___ Listed entries ___
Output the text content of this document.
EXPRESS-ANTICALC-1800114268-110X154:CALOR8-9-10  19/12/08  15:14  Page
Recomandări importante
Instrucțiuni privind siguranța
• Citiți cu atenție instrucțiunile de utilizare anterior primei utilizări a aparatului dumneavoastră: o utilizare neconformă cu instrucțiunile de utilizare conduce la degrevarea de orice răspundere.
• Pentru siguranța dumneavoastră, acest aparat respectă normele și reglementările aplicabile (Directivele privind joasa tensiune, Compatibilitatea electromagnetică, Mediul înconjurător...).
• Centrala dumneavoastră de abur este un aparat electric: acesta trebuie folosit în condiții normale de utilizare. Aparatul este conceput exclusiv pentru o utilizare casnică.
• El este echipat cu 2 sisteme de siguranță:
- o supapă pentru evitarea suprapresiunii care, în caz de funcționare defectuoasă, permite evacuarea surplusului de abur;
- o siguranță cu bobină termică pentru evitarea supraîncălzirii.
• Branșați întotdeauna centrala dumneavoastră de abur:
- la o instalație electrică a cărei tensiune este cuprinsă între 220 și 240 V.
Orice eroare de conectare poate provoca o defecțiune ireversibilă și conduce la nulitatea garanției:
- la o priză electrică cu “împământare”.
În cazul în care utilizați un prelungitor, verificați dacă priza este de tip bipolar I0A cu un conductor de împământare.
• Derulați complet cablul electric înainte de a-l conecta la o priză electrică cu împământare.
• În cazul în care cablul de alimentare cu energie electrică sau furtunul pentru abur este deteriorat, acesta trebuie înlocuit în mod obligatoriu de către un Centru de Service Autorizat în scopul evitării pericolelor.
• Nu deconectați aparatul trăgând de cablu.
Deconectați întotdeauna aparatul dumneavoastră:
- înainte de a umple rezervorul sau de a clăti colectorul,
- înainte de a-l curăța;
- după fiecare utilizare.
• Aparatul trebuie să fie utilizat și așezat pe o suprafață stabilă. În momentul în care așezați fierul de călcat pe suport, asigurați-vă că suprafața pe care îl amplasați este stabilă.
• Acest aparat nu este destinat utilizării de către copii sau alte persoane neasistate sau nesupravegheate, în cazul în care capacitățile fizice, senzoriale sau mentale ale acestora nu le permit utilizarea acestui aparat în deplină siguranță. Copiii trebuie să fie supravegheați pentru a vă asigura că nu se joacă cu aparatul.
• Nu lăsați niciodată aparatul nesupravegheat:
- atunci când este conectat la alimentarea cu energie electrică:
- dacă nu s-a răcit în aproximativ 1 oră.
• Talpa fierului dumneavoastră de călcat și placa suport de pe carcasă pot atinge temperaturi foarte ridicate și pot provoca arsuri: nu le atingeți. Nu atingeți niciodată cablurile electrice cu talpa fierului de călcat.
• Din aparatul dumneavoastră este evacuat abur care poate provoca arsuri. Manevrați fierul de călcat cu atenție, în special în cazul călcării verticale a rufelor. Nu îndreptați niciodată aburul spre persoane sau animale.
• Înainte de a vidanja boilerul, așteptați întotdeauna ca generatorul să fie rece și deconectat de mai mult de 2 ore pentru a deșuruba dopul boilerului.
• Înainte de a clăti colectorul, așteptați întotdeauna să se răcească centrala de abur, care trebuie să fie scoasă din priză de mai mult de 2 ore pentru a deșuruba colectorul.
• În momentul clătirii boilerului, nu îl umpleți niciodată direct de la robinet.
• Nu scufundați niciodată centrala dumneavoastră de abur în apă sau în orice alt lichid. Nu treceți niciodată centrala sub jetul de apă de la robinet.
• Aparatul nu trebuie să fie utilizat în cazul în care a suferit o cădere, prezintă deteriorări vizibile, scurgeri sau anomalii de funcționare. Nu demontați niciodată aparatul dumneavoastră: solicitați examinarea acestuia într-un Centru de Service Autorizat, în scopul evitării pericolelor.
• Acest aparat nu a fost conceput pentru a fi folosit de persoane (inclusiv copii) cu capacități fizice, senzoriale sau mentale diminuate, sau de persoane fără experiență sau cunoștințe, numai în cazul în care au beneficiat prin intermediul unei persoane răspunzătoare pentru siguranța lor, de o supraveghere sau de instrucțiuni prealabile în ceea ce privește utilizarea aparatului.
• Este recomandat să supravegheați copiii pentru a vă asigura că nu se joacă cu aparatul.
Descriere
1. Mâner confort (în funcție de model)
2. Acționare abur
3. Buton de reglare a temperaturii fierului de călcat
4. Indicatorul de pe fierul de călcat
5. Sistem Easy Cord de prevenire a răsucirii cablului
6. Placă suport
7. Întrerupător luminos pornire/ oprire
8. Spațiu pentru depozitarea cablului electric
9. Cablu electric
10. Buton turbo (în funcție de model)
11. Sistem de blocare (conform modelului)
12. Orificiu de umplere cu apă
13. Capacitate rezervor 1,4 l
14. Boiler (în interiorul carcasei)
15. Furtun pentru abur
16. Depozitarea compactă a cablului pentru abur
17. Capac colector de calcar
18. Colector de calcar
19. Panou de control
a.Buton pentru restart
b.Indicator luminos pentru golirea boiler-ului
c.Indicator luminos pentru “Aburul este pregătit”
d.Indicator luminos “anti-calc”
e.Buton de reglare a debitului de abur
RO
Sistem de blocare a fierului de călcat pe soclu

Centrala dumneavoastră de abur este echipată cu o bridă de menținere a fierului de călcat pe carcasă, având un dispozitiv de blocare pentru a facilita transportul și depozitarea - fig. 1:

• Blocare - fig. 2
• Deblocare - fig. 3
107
___
» Exercise brief: Check each line of the records above for the string "evitarea", and report every line that has it.

» Solution for this problem:
- o supapă pentru evitarea suprapresiunii care, în caz de funcționare defectuoasă, permite evacuarea surplusului de abur;
- o siguranță cu bobină termică pentru evitarea supraîncălzirii.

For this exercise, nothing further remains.